**EXERCISE INSTRUCTIONS**
Every entry here needs to be repeated exactly.

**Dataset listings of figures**

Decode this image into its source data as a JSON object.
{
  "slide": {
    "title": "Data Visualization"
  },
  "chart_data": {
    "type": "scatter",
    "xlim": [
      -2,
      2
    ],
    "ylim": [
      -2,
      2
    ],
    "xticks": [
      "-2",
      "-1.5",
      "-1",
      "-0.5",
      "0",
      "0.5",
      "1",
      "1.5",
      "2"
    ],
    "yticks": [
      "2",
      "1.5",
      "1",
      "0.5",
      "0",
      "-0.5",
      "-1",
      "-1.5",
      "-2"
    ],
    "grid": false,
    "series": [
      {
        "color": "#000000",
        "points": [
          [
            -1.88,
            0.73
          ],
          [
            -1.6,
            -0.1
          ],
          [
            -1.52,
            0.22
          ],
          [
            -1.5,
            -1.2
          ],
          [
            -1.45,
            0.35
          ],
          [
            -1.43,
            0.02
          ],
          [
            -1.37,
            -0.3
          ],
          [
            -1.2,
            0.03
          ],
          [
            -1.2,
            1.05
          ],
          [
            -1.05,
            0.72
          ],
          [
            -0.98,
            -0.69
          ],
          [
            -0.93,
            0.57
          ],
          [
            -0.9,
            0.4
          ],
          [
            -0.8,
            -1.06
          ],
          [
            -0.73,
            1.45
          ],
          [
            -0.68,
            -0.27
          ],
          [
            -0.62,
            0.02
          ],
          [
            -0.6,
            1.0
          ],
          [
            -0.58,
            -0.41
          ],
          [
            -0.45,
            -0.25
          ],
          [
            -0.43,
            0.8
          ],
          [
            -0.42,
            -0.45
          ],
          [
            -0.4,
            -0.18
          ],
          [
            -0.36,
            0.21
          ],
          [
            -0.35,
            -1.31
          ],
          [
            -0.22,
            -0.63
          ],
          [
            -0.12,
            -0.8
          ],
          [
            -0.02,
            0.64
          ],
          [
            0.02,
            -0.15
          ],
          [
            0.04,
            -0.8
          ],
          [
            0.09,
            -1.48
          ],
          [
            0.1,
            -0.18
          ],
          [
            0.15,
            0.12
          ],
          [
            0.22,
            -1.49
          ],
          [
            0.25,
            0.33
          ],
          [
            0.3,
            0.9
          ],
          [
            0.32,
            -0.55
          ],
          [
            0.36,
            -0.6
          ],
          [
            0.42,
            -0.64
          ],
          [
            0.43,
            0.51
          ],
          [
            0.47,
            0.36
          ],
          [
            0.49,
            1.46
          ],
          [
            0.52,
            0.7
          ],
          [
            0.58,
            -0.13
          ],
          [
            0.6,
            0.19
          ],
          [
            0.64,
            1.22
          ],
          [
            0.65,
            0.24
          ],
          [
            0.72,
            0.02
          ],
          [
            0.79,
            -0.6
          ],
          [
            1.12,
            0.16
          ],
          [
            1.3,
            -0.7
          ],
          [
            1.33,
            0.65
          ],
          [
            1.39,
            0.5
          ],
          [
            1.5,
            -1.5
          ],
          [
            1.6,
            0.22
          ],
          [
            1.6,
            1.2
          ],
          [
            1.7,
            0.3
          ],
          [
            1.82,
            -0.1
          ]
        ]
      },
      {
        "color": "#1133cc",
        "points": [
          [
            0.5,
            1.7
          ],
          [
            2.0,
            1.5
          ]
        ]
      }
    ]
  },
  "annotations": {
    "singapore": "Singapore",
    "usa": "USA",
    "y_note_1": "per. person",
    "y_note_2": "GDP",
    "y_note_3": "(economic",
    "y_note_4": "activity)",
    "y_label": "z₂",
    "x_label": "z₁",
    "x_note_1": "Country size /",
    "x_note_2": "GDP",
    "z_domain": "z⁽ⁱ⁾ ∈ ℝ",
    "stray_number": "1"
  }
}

**EXERCISE OUTPUT**
Decode this image into its source data as a JSON object.
{
  "slide": {
    "title": "Data Visualization"
  },
  "chart_data": {
    "type": "scatter",
    "xlim": [
      -2,
      2
    ],
    "ylim": [
      -2,
      2
    ],
    "xticks": [
      "-2",
      "-1.5",
      "-1",
      "-0.5",
      "0",
      "0.5",
      "1",
      "1.5",
      "2"
    ],
    "yticks": [
      "2",
      "1.5",
      "1",
      "0.5",
      "0",
      "-0.5",
      "-1",
      "-1.5",
      "-2"
    ],
    "grid": false,
    "series": [
      {
        "color": "#000000",
        "points": [
          [
            -1.88,
            0.73
          ],
          [
            -1.6,
            -0.1
          ],
          [
            -1.52,
            0.22
          ],
          [
            -1.5,
            -1.2
          ],
          [
            -1.45,
            0.35
          ],
          [
            -1.43,
            0.02
          ],
          [
            -1.37,
            -0.3
          ],
          [
            -1.2,
            0.03
          ],
          [
            -1.2,
            1.05
          ],
          [
            -1.05,
            0.72
          ],
          [
            -0.98,
            -0.69
          ],
          [
            -0.93,
            0.57
          ],
          [
            -0.9,
            0.4
          ],
          [
            -0.8,
            -1.06
          ],
          [
            -0.73,
            1.45
          ],
          [
            -0.68,
            -0.27
          ],
          [
            -0.62,
            0.02
          ],
          [
            -0.6,
            1.0
          ],
          [
            -0.58,
            -0.41
          ],
          [
            -0.45,
            -0.25
          ],
          [
            -0.43,
            0.8
          ],
          [
            -0.42,
            -0.45
          ],
          [
            -0.4,
            -0.18
          ],
          [
            -0.36,
            0.21
          ],
          [
            -0.35,
            -1.31
          ],
          [
            -0.22,
            -0.63
          ],
          [
            -0.12,
            -0.8
          ],
          [
            -0.02,
            0.64
          ],
          [
            0.02,
            -0.15
          ],
          [
            0.04,
            -0.8
          ],
          [
            0.09,
            -1.48
          ],
          [
            0.1,
            -0.18
          ],
          [
            0.15,
            0.12
          ],
          [
            0.22,
            -1.49
          ],
          [
            0.25,
            0.33
          ],
          [
            0.3,
            0.9
          ],
          [
            0.32,
            -0.55
          ],
          [
            0.36,
            -0.6
          ],
          [
            0.42,
            -0.64
          ],
          [
            0.43,
            0.51
          ],
          [
            0.47,
            0.36
          ],
          [
            0.49,
            1.46
          ],
          [
            0.52,
            0.7
          ],
          [
            0.58,
            -0.13
          ],
          [
            0.6,
            0.19
          ],
          [
            0.64,
            1.22
          ],
          [
            0.65,
            0.24
          ],
          [
            0.72,
            0.02
          ],
          [
            0.79,
            -0.6
          ],
          [
            1.12,
            0.16
          ],
          [
            1.3,
            -0.7
          ],
          [
            1.33,
            0.65
          ],
          [
            1.39,
            0.5
          ],
          [
            1.5,
            -1.5
          ],
          [
            1.6,
            0.22
          ],
          [
            1.6,
            1.2
          ],
          [
            1.7,
            0.3
          ],
          [
            1.82,
            -0.1
          ]
        ]
      },
      {
        "color": "#1133cc",
        "points": [
          [
            0.5,
            1.7
          ],
          [
            2.0,
            1.5
          ]
        ]
      }
    ]
  },
  "annotations": {
    "singapore": "Singapore",
    "usa": "USA",
    "y_note_1": "per. person",
    "y_note_2": "GDP",
    "y_note_3": "(economic",
    "y_note_4": "activity)",
    "y_label": "z₂",
    "x_label": "z₁",
    "x_note_1": "Country size /",
    "x_note_2": "GDP",
    "z_domain": "z⁽ⁱ⁾ ∈ ℝ",
    "stray_number": "1"
  }
}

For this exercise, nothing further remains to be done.